=== TASK OBJECTIVE ===
Give, as a bare number, the count of lines that contain the word "Search".

Extracted data entries
** START **

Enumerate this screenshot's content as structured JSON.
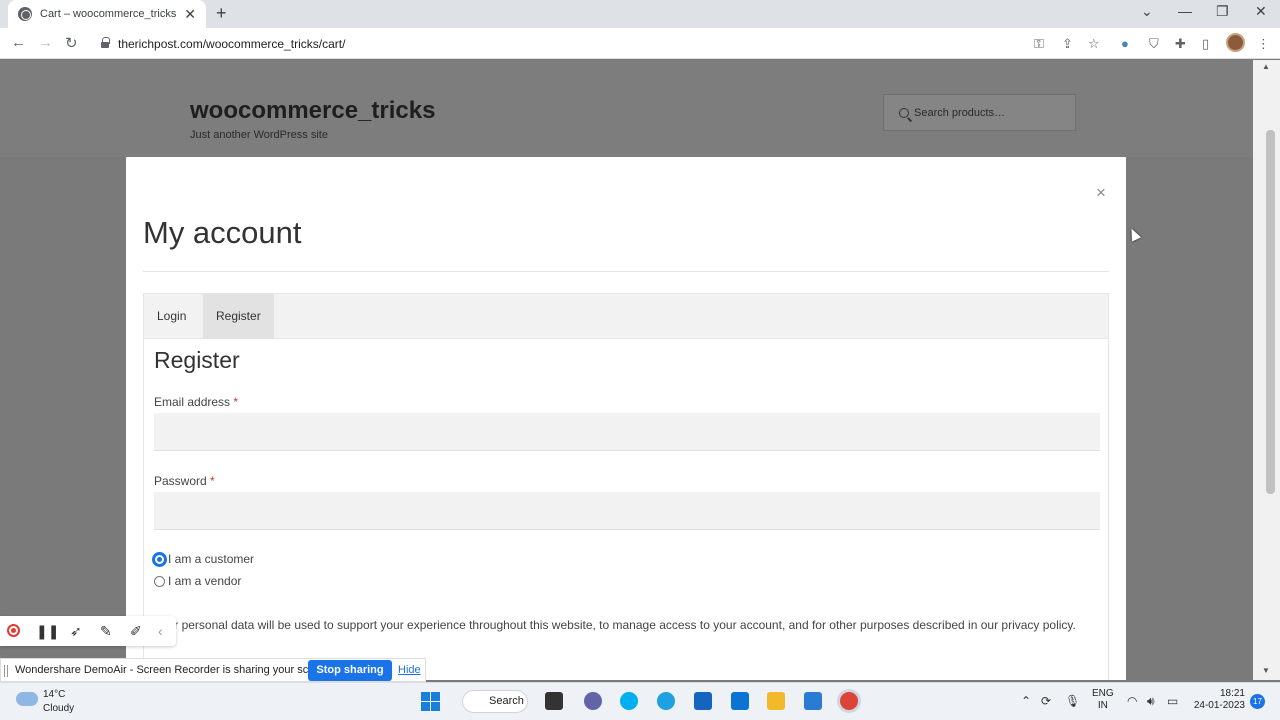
{
  "browser": {
    "tab_title": "Cart – woocommerce_tricks",
    "url": "therichpost.com/woocommerce_tricks/cart/"
  },
  "site": {
    "title": "woocommerce_tricks",
    "tagline": "Just another WordPress site",
    "search_placeholder": "Search products…"
  },
  "modal": {
    "title": "My account",
    "close": "×",
    "tabs": [
      {
        "label": "Login",
        "active": false
      },
      {
        "label": "Register",
        "active": true
      }
    ],
    "register": {
      "title": "Register",
      "email_label": "Email address",
      "email_value": "",
      "password_label": "Password",
      "password_value": "",
      "required_mark": "*",
      "roles": [
        {
          "label": "I am a customer",
          "checked": true
        },
        {
          "label": "I am a vendor",
          "checked": false
        }
      ],
      "privacy_text": "Your personal data will be used to support your experience throughout this website, to manage access to your account, and for other purposes described in our privacy policy."
    }
  },
  "recorder": {
    "share_text": "Wondershare DemoAir - Screen Recorder is sharing your screen.",
    "stop_label": "Stop sharing",
    "hide_label": "Hide"
  },
  "taskbar": {
    "temperature": "14°C",
    "weather": "Cloudy",
    "search_label": "Search",
    "lang_line1": "ENG",
    "lang_line2": "IN",
    "time": "18:21",
    "date": "24-01-2023",
    "notification_count": "17"
  },
  "colors": {
    "accent": "#1a73e8",
    "overlay": "#7a7a7a",
    "required": "#c0392b"
  }
}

** END **

=== COMPLETE RESPONSE ===
2